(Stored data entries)
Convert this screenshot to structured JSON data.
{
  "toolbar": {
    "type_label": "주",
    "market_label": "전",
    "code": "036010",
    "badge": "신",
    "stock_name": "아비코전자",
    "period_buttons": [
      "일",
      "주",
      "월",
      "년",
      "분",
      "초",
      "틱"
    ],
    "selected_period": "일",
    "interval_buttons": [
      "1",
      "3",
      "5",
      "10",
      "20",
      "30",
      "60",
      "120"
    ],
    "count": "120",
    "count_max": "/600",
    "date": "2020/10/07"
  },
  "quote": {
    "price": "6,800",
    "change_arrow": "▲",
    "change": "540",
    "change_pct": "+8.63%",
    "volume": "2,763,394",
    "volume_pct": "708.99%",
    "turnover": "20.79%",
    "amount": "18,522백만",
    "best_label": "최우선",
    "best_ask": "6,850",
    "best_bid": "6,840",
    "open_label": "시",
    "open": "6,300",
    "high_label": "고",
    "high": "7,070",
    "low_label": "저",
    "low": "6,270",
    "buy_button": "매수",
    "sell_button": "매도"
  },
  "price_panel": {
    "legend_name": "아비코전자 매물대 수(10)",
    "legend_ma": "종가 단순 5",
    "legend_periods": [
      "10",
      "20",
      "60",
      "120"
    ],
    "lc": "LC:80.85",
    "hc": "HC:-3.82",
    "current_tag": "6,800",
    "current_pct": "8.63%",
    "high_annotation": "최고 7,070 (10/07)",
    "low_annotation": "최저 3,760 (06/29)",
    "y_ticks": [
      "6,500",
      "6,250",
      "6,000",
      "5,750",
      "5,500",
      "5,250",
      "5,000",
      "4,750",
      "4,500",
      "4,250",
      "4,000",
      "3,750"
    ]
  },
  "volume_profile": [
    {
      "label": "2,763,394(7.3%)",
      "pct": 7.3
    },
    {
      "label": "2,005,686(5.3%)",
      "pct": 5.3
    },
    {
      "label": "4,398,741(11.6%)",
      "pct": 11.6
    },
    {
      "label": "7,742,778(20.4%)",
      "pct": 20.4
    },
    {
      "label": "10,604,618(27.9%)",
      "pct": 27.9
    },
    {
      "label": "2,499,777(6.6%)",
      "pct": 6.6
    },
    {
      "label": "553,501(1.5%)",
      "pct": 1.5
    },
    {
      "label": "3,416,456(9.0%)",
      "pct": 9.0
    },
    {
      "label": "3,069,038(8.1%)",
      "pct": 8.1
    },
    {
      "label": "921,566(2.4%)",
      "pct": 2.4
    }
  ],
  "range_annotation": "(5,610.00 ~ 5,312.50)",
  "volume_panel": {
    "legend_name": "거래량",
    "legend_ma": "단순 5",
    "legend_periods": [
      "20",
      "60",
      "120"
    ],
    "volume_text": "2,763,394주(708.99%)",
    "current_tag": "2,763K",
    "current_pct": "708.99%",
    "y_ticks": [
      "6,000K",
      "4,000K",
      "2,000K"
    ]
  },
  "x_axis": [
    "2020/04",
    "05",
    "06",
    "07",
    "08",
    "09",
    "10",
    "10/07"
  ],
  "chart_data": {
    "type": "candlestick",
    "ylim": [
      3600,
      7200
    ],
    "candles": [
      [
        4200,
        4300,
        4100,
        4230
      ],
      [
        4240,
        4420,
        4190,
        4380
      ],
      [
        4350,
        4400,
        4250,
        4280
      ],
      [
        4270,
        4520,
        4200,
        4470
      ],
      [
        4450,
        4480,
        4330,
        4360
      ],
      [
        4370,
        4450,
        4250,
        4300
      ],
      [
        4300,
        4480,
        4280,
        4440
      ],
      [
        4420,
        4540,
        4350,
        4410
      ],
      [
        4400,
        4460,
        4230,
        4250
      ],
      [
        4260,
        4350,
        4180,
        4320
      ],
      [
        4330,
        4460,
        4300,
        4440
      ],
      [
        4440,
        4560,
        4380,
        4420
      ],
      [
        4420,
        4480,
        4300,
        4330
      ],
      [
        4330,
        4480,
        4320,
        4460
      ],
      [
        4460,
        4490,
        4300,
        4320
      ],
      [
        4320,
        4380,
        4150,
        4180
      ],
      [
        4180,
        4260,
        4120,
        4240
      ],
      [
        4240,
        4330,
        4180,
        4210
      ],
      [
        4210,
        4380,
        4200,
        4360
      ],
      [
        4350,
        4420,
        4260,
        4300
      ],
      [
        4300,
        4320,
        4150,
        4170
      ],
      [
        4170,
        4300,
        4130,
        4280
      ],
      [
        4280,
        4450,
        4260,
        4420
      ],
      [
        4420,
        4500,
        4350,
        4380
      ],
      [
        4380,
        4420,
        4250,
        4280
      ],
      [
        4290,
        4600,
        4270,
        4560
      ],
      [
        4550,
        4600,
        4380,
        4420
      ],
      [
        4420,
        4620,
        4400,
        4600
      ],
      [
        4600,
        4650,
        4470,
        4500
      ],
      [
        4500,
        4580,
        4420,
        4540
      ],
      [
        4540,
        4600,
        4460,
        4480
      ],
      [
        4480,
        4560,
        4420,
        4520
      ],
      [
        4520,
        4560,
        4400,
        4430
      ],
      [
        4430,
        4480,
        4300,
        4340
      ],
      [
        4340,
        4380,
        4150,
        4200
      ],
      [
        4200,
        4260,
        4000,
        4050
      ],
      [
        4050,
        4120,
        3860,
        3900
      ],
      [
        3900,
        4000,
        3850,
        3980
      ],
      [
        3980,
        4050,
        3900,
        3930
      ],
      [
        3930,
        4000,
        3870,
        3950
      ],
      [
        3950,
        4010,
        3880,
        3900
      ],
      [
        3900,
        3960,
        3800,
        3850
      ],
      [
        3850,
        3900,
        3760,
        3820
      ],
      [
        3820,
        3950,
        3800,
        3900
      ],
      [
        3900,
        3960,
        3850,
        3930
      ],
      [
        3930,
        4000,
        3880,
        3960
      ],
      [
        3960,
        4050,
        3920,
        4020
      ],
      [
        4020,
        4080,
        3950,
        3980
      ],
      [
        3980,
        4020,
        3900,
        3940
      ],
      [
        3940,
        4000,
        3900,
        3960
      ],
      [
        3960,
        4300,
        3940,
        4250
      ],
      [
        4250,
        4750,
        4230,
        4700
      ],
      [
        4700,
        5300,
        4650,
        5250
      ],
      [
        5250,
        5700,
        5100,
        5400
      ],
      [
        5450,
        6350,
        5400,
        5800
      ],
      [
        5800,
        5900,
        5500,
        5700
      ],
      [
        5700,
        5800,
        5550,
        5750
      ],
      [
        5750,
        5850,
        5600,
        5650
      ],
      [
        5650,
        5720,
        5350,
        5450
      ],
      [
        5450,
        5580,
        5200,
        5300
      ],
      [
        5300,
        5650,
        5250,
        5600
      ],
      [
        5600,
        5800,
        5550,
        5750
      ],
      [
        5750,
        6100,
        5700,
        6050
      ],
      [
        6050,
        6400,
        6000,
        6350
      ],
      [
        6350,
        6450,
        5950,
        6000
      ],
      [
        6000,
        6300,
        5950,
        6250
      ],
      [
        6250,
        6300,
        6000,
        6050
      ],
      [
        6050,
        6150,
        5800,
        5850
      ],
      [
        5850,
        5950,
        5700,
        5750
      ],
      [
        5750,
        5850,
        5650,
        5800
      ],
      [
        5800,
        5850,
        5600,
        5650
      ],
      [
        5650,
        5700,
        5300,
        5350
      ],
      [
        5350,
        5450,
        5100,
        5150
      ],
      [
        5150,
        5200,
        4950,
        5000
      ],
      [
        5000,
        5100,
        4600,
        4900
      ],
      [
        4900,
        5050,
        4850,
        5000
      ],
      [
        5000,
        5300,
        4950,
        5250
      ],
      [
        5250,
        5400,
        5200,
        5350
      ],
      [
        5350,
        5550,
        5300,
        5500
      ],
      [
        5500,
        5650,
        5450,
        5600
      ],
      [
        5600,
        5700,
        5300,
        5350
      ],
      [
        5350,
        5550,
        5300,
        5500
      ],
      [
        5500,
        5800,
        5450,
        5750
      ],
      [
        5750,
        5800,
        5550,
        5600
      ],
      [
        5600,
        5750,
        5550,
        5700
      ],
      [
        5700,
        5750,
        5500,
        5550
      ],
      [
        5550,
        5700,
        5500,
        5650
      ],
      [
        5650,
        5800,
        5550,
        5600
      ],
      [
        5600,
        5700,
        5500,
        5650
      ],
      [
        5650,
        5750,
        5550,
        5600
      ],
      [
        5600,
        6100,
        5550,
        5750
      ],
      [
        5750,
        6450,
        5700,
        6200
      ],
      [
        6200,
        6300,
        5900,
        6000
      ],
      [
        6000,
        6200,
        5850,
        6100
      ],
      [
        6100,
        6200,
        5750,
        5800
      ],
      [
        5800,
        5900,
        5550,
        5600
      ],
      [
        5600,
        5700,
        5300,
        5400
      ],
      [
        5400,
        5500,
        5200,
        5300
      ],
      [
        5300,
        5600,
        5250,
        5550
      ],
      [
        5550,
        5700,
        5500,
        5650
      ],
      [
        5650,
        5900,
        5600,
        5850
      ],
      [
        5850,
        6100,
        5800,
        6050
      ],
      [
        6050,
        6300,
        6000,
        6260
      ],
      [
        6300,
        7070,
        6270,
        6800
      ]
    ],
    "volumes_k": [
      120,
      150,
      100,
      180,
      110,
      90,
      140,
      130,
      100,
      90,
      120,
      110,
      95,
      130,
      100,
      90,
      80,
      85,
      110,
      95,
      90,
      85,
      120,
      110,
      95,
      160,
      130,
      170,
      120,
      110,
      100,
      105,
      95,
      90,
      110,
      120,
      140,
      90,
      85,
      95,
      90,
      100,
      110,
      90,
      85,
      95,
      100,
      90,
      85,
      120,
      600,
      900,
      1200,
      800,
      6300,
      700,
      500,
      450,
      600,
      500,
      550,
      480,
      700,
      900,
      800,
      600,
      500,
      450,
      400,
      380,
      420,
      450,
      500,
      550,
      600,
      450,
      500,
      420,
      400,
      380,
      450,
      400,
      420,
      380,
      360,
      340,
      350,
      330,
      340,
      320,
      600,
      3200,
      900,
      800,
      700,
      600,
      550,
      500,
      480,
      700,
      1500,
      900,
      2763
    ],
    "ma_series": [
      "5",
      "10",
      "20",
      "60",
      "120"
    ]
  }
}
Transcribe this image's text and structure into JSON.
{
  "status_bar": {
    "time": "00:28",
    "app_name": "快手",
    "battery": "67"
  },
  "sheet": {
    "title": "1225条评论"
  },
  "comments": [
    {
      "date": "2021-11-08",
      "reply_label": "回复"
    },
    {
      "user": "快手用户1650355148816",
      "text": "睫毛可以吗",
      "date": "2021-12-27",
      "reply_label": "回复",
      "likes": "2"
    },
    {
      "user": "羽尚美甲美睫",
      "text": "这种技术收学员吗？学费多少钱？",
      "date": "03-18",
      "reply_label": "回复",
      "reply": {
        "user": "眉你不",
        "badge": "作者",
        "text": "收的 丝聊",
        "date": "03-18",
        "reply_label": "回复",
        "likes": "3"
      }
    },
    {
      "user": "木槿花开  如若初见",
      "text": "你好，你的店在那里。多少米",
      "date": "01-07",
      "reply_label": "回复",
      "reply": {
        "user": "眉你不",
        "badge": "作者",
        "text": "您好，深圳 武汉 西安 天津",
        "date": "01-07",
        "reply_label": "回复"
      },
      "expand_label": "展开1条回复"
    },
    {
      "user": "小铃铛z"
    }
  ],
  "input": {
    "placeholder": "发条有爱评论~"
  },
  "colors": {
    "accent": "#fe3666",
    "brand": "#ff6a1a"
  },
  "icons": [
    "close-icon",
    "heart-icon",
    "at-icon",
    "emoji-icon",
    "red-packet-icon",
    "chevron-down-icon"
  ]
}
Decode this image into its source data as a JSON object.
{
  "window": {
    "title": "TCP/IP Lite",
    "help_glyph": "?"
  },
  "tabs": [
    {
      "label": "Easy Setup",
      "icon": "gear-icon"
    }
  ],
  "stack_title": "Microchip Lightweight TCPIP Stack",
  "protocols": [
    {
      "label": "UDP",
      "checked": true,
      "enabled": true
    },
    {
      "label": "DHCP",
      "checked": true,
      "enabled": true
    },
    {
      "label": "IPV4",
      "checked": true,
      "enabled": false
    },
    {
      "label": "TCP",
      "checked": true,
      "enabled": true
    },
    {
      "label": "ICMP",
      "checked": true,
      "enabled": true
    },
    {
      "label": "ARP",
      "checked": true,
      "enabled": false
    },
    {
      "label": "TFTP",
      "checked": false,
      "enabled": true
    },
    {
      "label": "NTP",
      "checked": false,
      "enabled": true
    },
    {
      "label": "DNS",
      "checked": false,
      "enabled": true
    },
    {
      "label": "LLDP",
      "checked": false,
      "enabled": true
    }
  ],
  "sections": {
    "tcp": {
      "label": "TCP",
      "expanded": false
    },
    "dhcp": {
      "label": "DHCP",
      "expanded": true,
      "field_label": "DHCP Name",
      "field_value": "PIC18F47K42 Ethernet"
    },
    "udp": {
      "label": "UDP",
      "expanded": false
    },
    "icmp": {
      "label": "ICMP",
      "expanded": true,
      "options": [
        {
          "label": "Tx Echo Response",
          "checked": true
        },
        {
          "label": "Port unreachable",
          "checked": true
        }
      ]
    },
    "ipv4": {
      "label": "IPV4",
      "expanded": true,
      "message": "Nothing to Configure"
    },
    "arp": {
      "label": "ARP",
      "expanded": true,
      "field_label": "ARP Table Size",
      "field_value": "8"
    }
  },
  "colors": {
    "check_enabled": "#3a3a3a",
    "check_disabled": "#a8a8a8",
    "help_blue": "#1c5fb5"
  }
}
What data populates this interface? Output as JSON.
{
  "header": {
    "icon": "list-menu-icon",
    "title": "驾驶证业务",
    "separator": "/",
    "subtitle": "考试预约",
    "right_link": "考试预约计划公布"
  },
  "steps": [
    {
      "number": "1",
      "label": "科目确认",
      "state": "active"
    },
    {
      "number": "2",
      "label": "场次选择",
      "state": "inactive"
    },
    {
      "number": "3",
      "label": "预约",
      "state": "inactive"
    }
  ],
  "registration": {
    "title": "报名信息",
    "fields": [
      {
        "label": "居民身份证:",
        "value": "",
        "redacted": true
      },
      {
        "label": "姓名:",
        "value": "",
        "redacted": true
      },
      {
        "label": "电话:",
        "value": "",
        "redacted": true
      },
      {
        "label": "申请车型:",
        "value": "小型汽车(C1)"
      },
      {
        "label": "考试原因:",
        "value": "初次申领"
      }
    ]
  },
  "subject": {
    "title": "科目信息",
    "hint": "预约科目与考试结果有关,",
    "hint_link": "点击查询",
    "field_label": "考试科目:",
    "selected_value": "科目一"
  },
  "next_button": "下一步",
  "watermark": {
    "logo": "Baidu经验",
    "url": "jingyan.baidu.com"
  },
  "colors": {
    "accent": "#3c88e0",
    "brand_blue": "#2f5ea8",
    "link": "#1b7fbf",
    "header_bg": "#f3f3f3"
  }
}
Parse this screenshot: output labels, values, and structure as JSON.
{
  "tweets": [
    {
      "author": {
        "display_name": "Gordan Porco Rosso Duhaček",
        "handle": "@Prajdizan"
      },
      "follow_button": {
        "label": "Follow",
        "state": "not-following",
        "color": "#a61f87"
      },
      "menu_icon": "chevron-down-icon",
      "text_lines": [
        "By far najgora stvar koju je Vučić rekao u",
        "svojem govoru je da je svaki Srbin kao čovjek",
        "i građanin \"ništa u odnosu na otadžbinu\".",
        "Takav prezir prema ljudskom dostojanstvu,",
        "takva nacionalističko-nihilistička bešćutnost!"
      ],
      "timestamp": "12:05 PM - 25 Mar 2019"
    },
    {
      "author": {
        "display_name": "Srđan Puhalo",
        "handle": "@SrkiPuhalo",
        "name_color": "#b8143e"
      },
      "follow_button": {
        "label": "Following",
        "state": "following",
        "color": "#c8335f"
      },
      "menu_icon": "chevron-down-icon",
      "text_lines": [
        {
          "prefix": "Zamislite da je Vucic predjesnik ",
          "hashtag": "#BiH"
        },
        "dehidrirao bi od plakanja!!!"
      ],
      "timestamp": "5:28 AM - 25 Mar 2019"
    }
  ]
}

Short problem:
Identify each line in the records above that contains the word "아비코전자", and copy it out in full.

Solution to this exercise:
    "stock_name": "아비코전자",
    "legend_name": "아비코전자 매물대 수(10)",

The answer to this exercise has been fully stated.